* Stated task: What is the number of lines that include the word "Variation"? Provide only that figure.

### Records for the task

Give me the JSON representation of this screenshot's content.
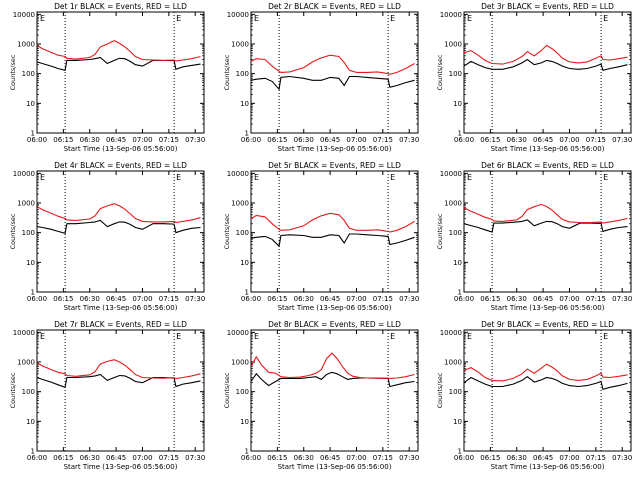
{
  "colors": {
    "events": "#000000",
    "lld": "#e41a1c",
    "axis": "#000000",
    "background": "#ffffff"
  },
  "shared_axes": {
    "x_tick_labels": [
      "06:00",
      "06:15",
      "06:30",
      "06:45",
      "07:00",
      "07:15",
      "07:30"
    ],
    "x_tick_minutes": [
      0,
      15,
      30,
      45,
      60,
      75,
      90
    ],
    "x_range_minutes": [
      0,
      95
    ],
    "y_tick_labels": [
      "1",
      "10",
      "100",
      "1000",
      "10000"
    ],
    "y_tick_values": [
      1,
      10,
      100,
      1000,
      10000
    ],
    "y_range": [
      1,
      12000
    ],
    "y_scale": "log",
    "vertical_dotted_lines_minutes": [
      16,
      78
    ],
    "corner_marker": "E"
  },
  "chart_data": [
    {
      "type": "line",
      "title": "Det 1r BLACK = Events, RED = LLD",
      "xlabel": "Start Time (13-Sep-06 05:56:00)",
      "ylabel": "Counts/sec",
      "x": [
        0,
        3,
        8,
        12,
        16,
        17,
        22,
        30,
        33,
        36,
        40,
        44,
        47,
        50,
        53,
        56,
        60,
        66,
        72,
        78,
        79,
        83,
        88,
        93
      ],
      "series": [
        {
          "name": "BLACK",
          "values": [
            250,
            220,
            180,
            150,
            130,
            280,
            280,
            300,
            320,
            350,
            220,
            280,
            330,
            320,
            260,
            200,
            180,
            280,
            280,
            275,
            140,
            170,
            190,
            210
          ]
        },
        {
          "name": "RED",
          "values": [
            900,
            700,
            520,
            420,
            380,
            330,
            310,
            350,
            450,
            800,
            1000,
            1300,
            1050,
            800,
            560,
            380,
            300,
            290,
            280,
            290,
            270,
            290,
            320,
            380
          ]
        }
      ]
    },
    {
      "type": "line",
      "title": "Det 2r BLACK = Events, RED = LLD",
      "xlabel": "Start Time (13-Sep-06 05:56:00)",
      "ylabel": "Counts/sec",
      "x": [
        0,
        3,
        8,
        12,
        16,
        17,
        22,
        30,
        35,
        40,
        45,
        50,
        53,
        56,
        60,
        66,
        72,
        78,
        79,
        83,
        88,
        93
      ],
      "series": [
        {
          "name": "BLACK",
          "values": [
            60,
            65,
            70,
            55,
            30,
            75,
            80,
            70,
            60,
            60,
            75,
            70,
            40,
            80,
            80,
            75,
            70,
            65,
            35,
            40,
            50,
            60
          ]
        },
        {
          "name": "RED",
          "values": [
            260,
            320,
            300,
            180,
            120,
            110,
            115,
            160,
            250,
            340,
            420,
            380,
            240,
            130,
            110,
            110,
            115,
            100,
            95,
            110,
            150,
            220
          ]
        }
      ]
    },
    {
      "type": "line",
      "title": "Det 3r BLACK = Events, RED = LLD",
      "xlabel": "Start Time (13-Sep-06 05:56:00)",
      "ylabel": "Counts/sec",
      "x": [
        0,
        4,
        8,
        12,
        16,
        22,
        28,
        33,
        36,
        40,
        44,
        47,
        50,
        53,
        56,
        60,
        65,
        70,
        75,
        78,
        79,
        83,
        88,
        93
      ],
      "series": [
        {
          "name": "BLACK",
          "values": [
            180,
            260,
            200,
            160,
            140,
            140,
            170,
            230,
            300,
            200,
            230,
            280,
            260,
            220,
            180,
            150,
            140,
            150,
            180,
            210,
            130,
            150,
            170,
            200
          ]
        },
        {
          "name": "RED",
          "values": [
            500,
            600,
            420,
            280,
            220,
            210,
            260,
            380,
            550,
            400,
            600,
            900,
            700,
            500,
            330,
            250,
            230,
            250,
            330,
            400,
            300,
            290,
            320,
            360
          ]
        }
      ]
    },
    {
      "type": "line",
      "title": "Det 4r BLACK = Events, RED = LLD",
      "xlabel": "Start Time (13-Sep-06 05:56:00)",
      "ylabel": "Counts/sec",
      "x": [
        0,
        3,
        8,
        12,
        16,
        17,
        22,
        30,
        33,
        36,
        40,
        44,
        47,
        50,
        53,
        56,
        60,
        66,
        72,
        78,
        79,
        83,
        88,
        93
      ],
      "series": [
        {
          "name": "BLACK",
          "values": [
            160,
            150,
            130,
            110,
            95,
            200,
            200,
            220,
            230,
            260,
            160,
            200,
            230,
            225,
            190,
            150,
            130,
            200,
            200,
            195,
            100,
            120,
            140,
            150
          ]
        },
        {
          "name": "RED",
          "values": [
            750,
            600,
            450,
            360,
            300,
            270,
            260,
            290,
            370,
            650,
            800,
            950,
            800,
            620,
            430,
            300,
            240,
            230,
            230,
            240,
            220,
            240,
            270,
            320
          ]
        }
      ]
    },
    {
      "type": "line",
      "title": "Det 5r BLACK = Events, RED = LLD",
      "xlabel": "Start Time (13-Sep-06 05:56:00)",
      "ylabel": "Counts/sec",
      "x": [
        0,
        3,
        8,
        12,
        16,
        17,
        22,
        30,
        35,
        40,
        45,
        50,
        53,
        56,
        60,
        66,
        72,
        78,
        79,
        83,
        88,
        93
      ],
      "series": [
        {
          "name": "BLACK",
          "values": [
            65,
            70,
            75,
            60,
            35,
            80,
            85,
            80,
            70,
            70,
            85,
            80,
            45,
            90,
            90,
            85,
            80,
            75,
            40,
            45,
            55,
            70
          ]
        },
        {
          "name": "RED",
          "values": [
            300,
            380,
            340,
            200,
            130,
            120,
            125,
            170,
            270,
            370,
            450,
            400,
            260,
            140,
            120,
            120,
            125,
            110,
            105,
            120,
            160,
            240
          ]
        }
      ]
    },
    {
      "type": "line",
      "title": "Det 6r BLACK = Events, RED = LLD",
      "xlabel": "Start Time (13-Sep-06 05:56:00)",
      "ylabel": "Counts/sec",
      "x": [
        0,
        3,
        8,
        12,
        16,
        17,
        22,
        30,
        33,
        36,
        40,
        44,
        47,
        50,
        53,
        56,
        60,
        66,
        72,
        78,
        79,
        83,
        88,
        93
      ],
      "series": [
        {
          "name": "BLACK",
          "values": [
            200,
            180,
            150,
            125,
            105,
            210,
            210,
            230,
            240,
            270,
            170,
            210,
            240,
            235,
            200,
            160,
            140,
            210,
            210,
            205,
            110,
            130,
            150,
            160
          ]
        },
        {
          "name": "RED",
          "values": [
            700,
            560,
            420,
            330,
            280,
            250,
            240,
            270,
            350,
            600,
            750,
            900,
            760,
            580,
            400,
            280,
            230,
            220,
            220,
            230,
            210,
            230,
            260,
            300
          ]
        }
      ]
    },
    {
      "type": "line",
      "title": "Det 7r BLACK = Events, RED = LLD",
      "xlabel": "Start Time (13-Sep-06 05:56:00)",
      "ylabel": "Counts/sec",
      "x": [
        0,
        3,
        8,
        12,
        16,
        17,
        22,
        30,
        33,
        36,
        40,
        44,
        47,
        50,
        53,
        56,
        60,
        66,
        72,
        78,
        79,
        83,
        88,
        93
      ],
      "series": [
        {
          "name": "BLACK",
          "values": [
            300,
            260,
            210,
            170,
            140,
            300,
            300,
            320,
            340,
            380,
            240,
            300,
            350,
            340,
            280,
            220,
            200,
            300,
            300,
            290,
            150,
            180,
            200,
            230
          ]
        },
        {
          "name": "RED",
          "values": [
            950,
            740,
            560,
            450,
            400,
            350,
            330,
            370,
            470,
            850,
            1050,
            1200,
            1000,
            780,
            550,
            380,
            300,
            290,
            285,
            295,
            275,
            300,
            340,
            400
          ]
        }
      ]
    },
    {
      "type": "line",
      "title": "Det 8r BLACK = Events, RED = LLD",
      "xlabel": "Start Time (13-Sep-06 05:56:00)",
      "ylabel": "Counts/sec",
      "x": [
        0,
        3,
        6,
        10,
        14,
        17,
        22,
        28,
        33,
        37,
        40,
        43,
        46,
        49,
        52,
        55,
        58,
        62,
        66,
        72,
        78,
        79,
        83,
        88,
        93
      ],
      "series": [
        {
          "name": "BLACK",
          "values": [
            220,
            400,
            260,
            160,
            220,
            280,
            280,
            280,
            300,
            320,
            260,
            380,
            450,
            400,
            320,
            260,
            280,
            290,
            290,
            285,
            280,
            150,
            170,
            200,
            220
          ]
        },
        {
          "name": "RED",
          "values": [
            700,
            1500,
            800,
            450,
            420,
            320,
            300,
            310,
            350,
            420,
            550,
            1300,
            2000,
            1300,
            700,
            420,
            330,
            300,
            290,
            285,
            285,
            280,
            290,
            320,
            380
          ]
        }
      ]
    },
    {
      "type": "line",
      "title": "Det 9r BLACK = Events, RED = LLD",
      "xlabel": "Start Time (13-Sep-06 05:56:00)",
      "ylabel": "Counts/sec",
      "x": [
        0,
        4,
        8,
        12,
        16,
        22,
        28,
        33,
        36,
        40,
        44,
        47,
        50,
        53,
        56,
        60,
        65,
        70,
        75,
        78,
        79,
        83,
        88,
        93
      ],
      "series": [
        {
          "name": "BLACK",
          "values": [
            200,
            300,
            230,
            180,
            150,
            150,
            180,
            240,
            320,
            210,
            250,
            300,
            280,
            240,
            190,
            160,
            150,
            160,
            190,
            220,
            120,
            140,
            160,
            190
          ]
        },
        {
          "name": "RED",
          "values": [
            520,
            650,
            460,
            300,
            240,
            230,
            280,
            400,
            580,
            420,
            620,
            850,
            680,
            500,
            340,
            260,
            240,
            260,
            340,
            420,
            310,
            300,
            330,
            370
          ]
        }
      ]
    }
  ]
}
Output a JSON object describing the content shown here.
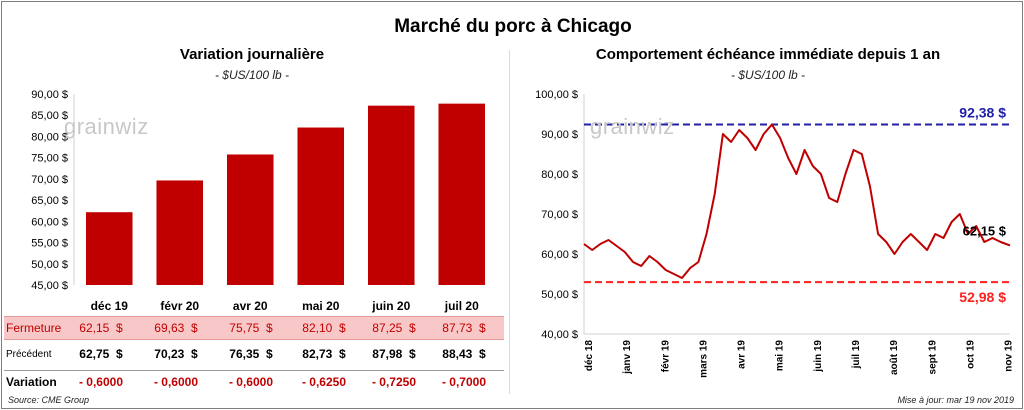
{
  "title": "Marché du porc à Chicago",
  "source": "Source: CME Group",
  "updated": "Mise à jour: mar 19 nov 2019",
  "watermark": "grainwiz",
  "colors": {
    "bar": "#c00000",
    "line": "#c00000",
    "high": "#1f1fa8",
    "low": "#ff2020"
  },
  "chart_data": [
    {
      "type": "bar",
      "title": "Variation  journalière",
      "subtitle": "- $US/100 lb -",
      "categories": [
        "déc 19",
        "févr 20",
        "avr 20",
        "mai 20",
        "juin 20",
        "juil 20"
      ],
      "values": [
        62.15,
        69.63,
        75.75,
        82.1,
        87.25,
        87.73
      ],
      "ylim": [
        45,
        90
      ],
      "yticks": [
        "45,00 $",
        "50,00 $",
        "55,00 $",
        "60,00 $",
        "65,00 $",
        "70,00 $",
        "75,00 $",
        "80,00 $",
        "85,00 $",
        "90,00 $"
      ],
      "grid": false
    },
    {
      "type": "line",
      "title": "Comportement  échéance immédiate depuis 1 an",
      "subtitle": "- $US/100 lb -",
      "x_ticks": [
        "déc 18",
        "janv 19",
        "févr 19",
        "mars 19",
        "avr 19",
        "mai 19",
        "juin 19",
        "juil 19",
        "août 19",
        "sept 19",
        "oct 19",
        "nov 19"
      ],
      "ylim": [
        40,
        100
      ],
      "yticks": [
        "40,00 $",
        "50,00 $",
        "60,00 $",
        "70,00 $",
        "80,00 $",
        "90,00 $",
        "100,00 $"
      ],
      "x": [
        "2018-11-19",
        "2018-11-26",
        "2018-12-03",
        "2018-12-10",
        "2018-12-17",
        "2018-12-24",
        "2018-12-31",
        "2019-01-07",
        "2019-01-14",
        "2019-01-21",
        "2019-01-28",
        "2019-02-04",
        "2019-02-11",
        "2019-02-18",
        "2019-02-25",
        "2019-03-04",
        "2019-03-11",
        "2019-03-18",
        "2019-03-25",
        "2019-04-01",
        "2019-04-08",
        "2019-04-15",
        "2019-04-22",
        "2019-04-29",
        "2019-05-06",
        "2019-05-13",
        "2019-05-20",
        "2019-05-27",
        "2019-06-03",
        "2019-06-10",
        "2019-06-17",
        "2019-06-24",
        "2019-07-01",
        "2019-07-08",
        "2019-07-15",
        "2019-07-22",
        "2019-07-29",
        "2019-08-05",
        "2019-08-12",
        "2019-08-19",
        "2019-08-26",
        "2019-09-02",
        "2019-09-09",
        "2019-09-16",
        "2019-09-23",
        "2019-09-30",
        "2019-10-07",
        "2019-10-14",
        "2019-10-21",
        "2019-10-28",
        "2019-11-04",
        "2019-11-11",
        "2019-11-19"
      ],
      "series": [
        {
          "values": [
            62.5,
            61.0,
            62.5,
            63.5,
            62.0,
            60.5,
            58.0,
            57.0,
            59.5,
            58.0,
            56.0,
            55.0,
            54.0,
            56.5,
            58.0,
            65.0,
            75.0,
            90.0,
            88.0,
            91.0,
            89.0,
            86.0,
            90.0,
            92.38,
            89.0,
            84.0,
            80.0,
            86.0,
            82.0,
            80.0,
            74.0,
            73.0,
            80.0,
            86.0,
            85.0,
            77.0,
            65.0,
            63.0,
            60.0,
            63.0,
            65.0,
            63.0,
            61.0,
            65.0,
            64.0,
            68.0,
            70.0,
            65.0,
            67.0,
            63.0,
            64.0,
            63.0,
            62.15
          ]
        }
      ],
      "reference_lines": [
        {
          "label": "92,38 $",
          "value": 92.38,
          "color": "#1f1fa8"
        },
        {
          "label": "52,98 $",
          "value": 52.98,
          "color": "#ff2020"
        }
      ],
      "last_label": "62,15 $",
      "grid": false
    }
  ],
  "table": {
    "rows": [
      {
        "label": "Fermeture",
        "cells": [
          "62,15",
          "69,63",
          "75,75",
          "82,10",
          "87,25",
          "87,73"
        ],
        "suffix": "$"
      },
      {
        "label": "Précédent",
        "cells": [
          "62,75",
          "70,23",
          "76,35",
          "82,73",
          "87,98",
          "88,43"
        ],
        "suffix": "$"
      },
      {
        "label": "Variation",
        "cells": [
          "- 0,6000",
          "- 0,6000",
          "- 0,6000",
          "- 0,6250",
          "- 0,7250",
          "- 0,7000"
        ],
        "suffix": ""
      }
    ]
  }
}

######

* Written reply: 2